Work to do — How many lines hold the string "Preview"? Reply with the number alone.

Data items
________________________
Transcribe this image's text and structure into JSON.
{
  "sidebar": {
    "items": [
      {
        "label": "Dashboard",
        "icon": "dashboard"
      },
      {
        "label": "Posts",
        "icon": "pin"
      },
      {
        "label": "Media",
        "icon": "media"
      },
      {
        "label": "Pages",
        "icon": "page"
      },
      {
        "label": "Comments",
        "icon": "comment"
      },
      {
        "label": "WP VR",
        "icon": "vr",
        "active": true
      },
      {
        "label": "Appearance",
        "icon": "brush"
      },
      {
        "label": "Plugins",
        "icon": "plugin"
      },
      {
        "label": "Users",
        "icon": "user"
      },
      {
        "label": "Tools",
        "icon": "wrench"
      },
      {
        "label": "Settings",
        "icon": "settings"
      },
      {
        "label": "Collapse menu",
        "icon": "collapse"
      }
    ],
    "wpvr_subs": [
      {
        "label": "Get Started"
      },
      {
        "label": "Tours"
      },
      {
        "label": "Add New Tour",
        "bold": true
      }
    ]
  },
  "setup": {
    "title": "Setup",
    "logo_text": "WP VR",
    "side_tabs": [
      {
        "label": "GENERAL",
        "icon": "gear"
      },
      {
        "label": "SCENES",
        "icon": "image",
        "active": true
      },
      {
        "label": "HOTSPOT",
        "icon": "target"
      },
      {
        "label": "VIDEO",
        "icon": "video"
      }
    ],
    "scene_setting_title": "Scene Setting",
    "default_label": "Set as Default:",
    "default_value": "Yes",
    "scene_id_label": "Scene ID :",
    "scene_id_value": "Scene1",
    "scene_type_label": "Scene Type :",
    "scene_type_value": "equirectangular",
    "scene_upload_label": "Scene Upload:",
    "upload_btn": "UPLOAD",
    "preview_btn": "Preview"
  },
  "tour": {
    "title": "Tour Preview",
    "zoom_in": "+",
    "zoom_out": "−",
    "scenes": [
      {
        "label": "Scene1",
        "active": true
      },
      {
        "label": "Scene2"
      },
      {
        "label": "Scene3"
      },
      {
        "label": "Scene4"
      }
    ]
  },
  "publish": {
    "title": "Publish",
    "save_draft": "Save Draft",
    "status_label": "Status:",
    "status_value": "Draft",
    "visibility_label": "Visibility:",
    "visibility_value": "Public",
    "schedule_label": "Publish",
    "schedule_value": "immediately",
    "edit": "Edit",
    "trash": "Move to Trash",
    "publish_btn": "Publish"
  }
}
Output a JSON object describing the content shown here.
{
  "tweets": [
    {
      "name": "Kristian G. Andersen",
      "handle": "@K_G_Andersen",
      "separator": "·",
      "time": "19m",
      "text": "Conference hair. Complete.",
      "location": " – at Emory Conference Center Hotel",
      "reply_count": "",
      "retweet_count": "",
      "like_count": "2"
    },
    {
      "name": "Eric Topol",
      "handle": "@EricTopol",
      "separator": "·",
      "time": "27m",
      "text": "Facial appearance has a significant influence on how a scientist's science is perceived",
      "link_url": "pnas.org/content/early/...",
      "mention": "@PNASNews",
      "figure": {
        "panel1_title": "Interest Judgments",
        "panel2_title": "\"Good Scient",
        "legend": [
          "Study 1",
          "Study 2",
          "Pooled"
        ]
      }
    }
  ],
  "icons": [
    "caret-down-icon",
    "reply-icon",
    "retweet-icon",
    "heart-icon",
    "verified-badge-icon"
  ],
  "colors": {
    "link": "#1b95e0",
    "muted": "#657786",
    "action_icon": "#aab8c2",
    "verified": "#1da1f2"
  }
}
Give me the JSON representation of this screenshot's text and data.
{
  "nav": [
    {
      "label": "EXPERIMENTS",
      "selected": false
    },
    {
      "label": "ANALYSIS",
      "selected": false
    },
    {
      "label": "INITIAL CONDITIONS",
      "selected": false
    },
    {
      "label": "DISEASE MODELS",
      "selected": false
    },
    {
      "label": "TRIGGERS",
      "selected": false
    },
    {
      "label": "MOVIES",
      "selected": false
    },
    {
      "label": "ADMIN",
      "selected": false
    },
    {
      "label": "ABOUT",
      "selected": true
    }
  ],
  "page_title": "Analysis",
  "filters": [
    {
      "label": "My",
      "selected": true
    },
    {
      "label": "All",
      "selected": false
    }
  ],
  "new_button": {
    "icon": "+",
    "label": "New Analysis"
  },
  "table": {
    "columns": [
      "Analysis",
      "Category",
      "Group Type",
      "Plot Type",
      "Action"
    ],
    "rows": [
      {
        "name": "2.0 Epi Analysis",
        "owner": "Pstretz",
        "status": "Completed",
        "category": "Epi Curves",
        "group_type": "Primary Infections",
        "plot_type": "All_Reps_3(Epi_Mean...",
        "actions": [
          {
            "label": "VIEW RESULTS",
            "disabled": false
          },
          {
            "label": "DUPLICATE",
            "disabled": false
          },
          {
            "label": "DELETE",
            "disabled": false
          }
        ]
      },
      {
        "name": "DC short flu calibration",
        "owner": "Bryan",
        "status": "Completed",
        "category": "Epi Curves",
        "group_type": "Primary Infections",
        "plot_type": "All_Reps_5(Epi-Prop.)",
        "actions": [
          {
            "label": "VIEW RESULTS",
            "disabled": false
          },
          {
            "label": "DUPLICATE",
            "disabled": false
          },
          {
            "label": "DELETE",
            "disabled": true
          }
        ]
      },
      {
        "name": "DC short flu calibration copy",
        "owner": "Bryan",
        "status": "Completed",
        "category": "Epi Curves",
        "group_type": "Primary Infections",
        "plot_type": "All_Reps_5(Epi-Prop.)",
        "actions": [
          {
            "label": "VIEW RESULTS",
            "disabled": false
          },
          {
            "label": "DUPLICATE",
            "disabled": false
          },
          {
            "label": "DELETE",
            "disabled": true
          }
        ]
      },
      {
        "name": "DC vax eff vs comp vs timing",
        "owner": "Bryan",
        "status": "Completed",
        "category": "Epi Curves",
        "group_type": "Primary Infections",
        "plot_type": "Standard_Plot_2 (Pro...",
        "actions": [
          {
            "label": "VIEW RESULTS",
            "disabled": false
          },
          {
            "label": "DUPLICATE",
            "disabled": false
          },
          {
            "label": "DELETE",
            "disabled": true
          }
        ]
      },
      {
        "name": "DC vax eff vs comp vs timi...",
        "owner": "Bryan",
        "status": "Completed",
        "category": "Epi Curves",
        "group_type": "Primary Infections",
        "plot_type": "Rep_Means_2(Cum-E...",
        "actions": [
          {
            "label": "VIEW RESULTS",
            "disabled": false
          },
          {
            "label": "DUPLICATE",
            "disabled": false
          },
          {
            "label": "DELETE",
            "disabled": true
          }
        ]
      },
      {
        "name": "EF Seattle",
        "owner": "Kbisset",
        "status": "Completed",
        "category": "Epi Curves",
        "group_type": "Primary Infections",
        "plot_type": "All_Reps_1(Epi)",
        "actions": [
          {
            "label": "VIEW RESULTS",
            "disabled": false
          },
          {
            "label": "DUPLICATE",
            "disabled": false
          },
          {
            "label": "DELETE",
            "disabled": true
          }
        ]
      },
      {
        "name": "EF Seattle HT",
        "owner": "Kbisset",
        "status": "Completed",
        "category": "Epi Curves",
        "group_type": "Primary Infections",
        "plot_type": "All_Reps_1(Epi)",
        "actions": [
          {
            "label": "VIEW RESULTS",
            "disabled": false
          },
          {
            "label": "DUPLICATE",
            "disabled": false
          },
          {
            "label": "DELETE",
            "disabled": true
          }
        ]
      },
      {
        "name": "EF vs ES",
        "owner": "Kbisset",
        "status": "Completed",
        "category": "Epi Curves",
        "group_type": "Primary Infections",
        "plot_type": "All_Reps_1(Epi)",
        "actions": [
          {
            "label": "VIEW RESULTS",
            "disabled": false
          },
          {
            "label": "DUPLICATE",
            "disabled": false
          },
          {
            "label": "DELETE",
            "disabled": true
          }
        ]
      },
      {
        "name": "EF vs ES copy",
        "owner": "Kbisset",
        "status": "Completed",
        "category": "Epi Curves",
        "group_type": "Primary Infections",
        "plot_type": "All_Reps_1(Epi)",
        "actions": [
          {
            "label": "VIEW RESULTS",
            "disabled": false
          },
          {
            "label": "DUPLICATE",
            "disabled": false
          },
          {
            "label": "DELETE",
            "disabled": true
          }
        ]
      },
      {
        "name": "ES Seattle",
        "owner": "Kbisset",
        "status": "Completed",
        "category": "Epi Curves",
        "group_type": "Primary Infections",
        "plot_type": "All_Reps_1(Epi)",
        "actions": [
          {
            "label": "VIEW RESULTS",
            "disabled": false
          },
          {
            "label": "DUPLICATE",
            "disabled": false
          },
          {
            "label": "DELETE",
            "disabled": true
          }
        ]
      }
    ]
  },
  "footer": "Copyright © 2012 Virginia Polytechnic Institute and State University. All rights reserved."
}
________________________
Answer to this problem — 2